▶ _Exercise requirements_:
Look through the data below. Collect every line where the word "Manual" occurs.

(Recorded data)
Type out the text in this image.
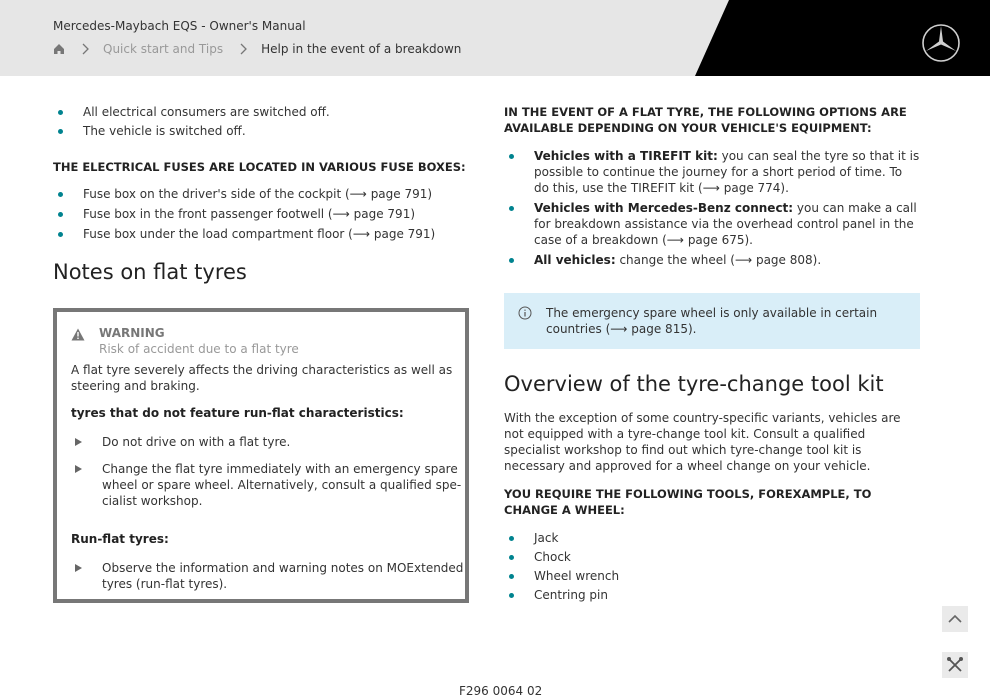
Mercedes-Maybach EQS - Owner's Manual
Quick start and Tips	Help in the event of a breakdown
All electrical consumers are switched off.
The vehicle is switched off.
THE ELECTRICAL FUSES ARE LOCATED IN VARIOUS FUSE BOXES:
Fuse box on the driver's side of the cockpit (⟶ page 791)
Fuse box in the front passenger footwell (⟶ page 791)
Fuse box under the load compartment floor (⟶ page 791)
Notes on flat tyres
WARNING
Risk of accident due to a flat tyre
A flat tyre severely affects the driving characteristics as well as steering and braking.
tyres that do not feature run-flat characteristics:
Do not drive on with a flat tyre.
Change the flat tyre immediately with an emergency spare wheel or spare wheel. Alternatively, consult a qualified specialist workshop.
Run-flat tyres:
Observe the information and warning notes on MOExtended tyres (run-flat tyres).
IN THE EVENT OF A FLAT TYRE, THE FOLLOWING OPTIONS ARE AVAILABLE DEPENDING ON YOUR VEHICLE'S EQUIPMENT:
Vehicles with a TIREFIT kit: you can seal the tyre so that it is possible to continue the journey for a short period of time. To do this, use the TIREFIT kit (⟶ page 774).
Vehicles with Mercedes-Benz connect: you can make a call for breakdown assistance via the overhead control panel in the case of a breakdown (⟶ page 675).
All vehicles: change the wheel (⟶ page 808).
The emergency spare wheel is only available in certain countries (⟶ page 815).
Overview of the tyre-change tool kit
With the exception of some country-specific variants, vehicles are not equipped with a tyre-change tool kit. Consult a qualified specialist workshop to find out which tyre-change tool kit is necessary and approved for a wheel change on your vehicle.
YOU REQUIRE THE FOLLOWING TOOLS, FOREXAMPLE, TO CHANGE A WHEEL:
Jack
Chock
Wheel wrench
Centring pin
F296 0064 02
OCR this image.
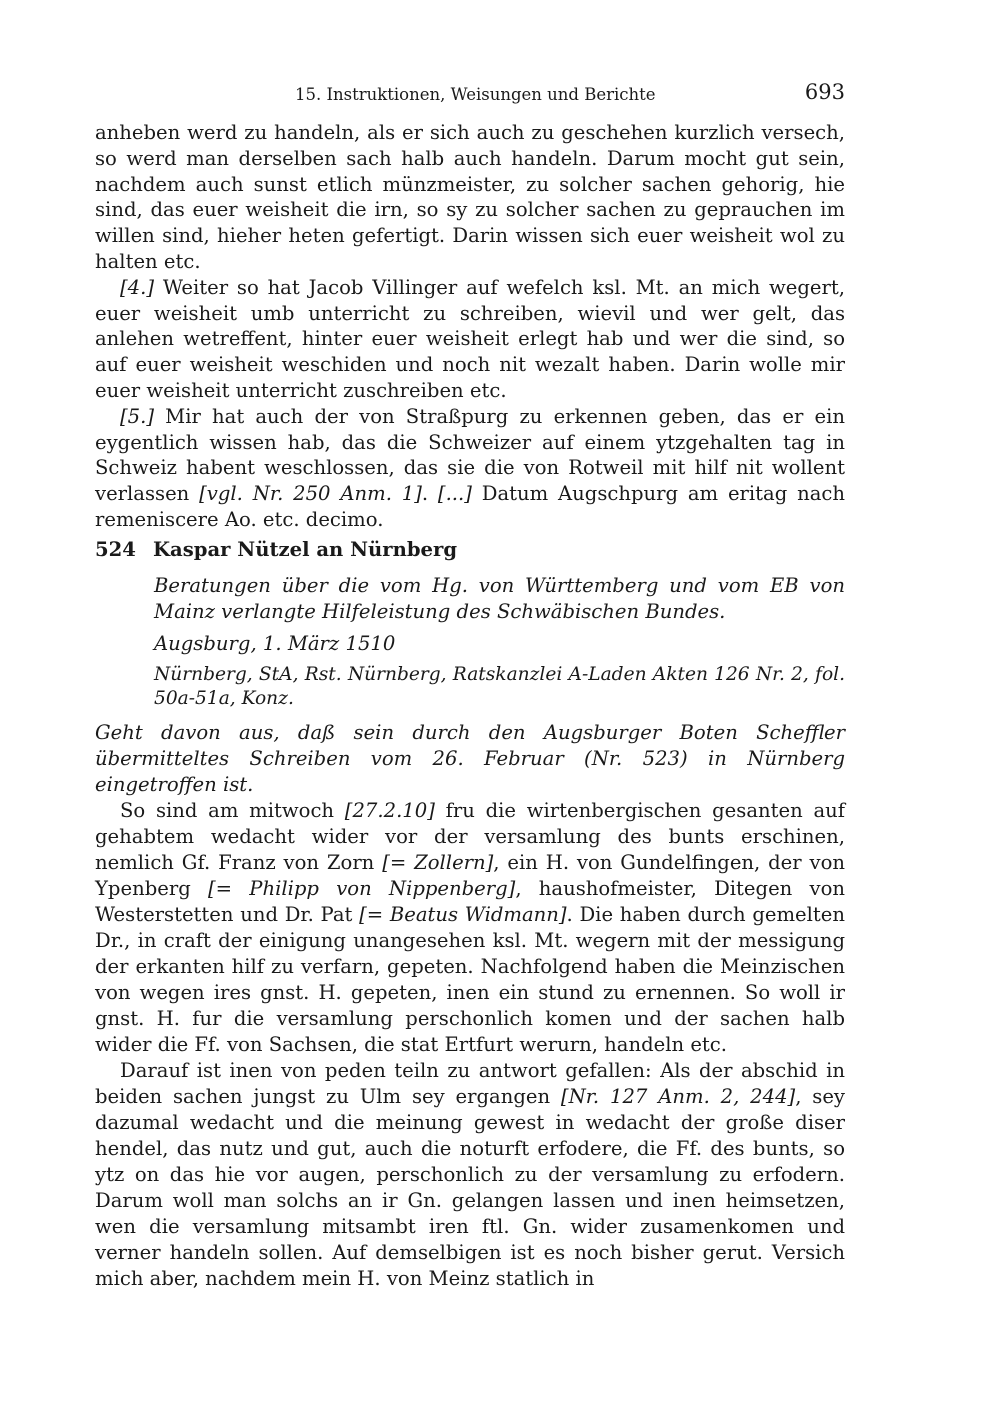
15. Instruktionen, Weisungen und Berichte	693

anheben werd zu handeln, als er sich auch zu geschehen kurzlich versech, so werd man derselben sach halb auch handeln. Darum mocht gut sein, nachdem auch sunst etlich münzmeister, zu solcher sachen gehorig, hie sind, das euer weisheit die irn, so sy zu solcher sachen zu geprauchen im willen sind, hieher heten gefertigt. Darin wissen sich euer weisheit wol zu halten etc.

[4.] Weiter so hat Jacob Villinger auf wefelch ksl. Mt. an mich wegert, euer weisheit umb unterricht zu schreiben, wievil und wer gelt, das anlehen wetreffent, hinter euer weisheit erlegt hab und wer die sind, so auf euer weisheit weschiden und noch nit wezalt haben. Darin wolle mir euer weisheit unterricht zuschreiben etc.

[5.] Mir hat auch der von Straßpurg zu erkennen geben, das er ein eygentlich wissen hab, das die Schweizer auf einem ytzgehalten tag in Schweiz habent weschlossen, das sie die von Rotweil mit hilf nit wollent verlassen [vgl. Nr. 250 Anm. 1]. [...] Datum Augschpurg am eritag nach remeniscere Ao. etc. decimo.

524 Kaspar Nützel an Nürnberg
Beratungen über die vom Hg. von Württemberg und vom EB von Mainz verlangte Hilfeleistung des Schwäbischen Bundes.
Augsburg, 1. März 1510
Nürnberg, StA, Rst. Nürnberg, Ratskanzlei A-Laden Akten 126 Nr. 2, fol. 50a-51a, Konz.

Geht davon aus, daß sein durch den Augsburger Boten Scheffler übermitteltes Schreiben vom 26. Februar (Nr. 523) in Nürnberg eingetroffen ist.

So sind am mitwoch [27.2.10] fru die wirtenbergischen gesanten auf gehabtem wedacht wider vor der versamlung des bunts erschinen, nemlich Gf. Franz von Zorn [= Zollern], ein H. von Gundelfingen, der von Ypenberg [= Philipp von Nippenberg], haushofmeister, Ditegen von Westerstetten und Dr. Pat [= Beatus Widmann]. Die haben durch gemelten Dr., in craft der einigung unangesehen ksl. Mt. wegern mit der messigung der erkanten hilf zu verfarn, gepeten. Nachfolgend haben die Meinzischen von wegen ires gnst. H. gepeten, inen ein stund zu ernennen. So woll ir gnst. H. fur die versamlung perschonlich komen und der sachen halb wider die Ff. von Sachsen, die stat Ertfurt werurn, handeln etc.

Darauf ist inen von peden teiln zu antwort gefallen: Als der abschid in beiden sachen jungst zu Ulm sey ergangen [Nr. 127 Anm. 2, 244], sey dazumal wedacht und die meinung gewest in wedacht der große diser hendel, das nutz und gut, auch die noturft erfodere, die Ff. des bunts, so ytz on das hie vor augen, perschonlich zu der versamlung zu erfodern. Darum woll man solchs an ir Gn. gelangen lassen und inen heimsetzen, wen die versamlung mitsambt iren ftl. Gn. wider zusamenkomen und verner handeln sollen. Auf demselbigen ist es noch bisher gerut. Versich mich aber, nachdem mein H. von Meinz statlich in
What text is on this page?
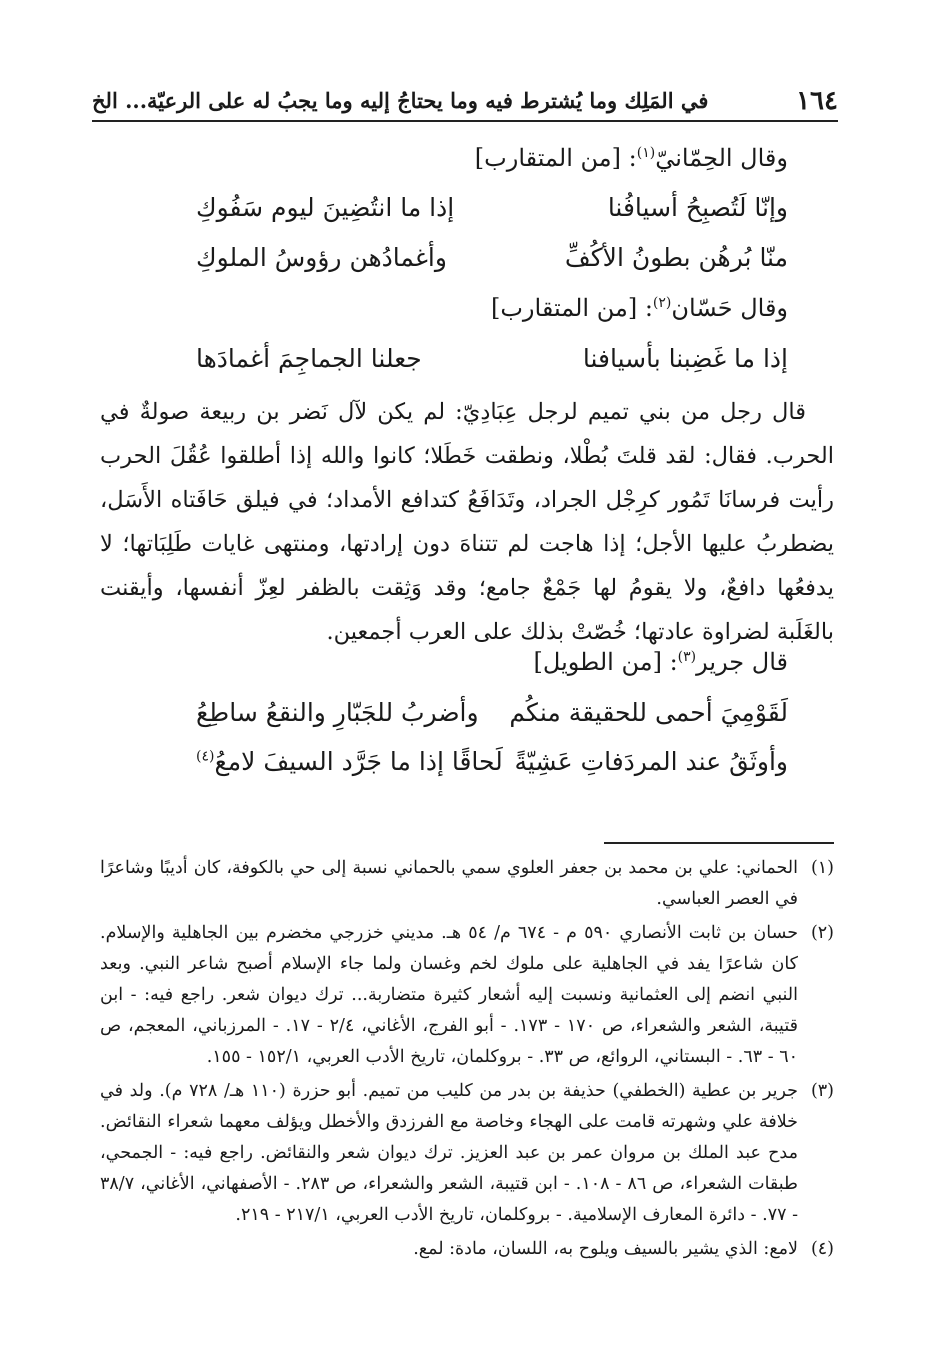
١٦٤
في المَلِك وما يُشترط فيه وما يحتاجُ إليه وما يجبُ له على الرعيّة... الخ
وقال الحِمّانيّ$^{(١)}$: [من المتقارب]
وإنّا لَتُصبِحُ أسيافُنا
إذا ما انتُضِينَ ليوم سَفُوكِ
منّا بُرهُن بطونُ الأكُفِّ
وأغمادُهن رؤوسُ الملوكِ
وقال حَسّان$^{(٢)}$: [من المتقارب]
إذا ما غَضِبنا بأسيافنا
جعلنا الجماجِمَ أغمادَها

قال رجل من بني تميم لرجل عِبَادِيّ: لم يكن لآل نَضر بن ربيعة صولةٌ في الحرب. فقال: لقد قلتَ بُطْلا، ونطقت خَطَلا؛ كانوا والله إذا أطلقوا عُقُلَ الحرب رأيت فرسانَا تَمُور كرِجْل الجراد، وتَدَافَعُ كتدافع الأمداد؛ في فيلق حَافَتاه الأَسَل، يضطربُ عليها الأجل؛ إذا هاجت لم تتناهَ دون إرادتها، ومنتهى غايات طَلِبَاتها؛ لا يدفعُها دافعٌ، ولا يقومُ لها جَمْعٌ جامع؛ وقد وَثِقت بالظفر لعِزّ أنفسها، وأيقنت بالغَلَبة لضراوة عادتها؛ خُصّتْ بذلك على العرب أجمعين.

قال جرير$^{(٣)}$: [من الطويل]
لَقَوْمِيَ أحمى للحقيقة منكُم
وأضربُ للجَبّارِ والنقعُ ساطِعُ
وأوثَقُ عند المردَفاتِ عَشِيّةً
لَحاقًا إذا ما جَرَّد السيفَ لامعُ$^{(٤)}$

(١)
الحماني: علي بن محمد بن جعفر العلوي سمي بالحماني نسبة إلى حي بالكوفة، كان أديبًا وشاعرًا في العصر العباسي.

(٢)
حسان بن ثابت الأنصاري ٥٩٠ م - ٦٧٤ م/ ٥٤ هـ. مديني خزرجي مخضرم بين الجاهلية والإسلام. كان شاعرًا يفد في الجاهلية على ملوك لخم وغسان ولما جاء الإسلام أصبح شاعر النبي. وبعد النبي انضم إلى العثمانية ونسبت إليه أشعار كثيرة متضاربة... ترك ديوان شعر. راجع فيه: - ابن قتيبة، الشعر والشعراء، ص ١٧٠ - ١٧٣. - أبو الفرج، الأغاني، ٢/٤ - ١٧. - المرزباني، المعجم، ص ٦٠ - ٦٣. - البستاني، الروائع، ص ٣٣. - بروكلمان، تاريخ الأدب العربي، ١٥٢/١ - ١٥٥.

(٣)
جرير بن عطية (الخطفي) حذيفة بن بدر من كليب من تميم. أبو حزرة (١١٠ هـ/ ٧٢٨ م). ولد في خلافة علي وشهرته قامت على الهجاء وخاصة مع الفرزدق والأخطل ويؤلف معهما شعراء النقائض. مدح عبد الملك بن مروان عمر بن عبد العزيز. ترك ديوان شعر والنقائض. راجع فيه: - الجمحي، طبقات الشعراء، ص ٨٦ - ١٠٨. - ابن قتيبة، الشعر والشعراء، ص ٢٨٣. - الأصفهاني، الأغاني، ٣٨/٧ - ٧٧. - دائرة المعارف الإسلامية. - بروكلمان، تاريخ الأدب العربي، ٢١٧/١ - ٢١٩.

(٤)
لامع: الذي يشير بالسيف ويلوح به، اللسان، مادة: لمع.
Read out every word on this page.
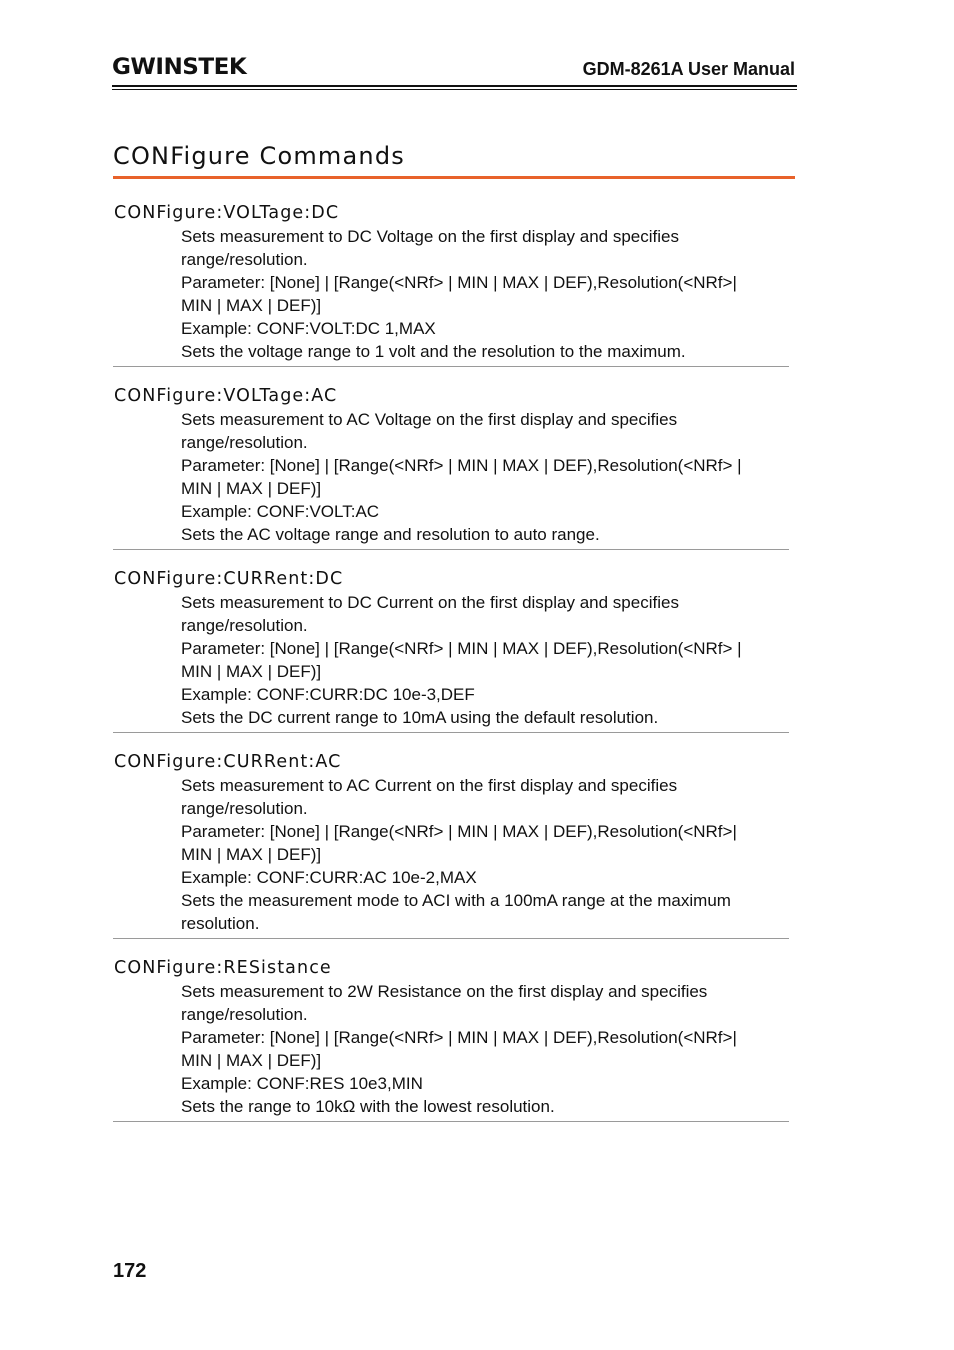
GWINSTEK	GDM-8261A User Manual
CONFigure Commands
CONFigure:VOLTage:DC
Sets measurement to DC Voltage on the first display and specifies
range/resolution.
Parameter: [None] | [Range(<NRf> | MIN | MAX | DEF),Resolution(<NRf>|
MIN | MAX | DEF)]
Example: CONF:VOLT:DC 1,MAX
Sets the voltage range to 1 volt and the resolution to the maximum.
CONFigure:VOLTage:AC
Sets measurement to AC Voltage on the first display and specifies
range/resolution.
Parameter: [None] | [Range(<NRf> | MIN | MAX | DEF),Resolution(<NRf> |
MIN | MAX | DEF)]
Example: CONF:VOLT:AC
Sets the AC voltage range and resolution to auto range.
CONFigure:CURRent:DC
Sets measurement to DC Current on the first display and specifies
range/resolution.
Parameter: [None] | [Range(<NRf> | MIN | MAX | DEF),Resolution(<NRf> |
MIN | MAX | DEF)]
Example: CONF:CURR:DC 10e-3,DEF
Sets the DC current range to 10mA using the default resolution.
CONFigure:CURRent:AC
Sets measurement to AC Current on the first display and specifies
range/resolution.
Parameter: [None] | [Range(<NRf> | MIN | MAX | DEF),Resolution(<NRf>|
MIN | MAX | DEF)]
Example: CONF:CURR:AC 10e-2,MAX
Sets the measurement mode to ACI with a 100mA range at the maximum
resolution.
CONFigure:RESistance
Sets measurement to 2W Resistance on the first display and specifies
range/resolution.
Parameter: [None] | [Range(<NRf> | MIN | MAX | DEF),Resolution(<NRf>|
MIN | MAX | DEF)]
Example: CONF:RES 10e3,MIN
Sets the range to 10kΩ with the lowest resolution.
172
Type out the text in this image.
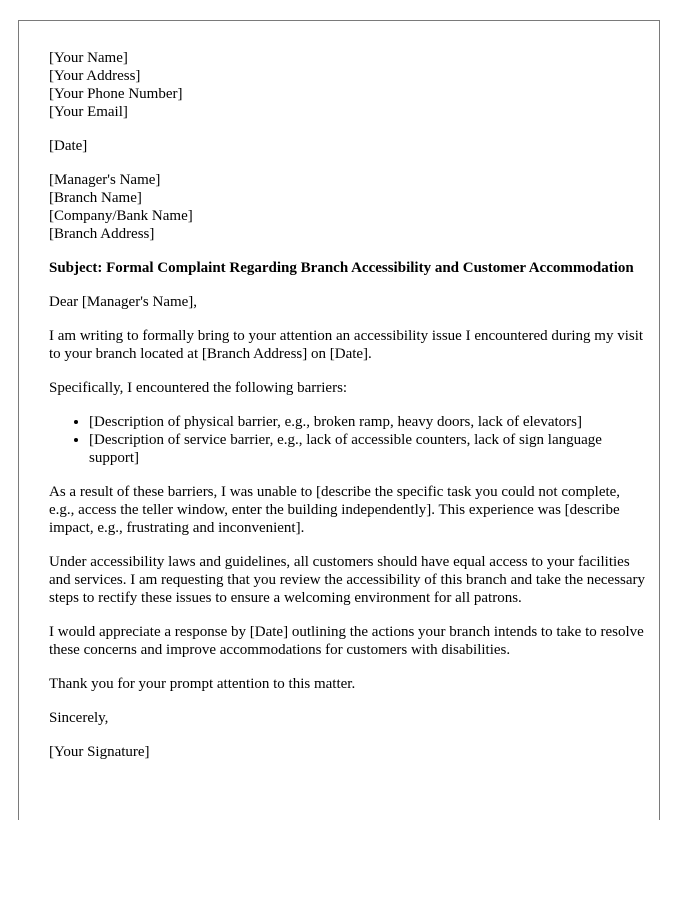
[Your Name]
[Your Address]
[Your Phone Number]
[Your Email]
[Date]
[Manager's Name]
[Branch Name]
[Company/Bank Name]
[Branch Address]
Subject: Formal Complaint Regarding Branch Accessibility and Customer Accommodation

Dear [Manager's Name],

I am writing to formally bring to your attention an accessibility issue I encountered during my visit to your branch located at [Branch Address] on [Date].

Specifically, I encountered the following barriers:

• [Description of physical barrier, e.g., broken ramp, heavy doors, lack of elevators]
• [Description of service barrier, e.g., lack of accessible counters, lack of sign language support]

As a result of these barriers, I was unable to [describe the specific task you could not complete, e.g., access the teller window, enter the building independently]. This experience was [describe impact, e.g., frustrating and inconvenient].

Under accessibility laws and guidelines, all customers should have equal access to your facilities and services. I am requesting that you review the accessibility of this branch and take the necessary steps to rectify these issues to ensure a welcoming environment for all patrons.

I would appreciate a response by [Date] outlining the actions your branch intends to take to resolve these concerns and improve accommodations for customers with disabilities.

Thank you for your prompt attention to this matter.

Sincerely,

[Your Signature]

▶ _Solution for this problem_:
Mercedes-Maybach EQS - Owner's Manual
GWINSTEK	GDM-8261A User Manual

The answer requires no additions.